- _What needs to be done_
Output the data that follows exactly, line for line.

───── Data section ─────

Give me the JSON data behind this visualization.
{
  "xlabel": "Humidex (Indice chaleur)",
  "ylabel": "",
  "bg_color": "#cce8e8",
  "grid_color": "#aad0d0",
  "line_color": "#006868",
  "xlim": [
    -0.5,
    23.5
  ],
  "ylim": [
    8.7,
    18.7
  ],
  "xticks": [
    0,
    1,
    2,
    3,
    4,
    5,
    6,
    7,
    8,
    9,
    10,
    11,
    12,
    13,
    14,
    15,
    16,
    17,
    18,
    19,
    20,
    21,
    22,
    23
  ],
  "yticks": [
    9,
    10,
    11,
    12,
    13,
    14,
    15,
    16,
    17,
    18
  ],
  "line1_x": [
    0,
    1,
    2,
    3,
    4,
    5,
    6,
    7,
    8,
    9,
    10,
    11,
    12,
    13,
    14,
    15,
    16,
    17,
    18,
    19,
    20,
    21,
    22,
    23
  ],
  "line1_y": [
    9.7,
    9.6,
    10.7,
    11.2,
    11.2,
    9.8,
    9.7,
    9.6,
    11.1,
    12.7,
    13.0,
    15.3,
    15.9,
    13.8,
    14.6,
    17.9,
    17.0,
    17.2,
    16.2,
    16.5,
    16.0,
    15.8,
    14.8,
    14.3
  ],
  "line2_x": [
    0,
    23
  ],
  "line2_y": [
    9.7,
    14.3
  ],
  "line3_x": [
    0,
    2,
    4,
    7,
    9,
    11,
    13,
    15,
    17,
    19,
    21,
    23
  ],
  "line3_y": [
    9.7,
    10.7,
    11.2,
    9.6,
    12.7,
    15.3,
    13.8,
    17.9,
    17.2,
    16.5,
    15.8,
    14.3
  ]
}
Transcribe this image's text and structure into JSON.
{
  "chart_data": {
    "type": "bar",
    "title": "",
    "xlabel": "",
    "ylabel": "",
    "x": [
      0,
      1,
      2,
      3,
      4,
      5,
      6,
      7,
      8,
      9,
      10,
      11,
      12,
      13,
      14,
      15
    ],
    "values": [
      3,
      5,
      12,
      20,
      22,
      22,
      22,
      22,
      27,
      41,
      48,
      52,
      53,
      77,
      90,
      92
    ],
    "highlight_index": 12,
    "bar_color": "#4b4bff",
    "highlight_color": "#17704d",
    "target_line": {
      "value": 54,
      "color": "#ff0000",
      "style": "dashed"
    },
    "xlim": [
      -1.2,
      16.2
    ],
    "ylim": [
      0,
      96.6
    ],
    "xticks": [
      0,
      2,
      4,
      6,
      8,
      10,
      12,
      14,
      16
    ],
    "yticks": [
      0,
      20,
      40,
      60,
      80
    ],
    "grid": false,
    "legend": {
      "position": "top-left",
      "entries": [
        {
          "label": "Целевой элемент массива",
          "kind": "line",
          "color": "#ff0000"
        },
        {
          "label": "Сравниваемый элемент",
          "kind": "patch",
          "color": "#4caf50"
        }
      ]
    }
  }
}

─────

- _Task output_
Give me the JSON data behind this visualization.
{
  "xlabel": "Humidex (Indice chaleur)",
  "ylabel": "",
  "bg_color": "#cce8e8",
  "grid_color": "#aad0d0",
  "line_color": "#006868",
  "xlim": [
    -0.5,
    23.5
  ],
  "ylim": [
    8.7,
    18.7
  ],
  "xticks": [
    0,
    1,
    2,
    3,
    4,
    5,
    6,
    7,
    8,
    9,
    10,
    11,
    12,
    13,
    14,
    15,
    16,
    17,
    18,
    19,
    20,
    21,
    22,
    23
  ],
  "yticks": [
    9,
    10,
    11,
    12,
    13,
    14,
    15,
    16,
    17,
    18
  ],
  "line1_x": [
    0,
    1,
    2,
    3,
    4,
    5,
    6,
    7,
    8,
    9,
    10,
    11,
    12,
    13,
    14,
    15,
    16,
    17,
    18,
    19,
    20,
    21,
    22,
    23
  ],
  "line1_y": [
    9.7,
    9.6,
    10.7,
    11.2,
    11.2,
    9.8,
    9.7,
    9.6,
    11.1,
    12.7,
    13.0,
    15.3,
    15.9,
    13.8,
    14.6,
    17.9,
    17.0,
    17.2,
    16.2,
    16.5,
    16.0,
    15.8,
    14.8,
    14.3
  ],
  "line2_x": [
    0,
    23
  ],
  "line2_y": [
    9.7,
    14.3
  ],
  "line3_x": [
    0,
    2,
    4,
    7,
    9,
    11,
    13,
    15,
    17,
    19,
    21,
    23
  ],
  "line3_y": [
    9.7,
    10.7,
    11.2,
    9.6,
    12.7,
    15.3,
    13.8,
    17.9,
    17.2,
    16.5,
    15.8,
    14.3
  ]
}
Transcribe this image's text and structure into JSON.
{
  "chart_data": {
    "type": "bar",
    "title": "",
    "xlabel": "",
    "ylabel": "",
    "x": [
      0,
      1,
      2,
      3,
      4,
      5,
      6,
      7,
      8,
      9,
      10,
      11,
      12,
      13,
      14,
      15
    ],
    "values": [
      3,
      5,
      12,
      20,
      22,
      22,
      22,
      22,
      27,
      41,
      48,
      52,
      53,
      77,
      90,
      92
    ],
    "highlight_index": 12,
    "bar_color": "#4b4bff",
    "highlight_color": "#17704d",
    "target_line": {
      "value": 54,
      "color": "#ff0000",
      "style": "dashed"
    },
    "xlim": [
      -1.2,
      16.2
    ],
    "ylim": [
      0,
      96.6
    ],
    "xticks": [
      0,
      2,
      4,
      6,
      8,
      10,
      12,
      14,
      16
    ],
    "yticks": [
      0,
      20,
      40,
      60,
      80
    ],
    "grid": false,
    "legend": {
      "position": "top-left",
      "entries": [
        {
          "label": "Целевой элемент массива",
          "kind": "line",
          "color": "#ff0000"
        },
        {
          "label": "Сравниваемый элемент",
          "kind": "patch",
          "color": "#4caf50"
        }
      ]
    }
  }
}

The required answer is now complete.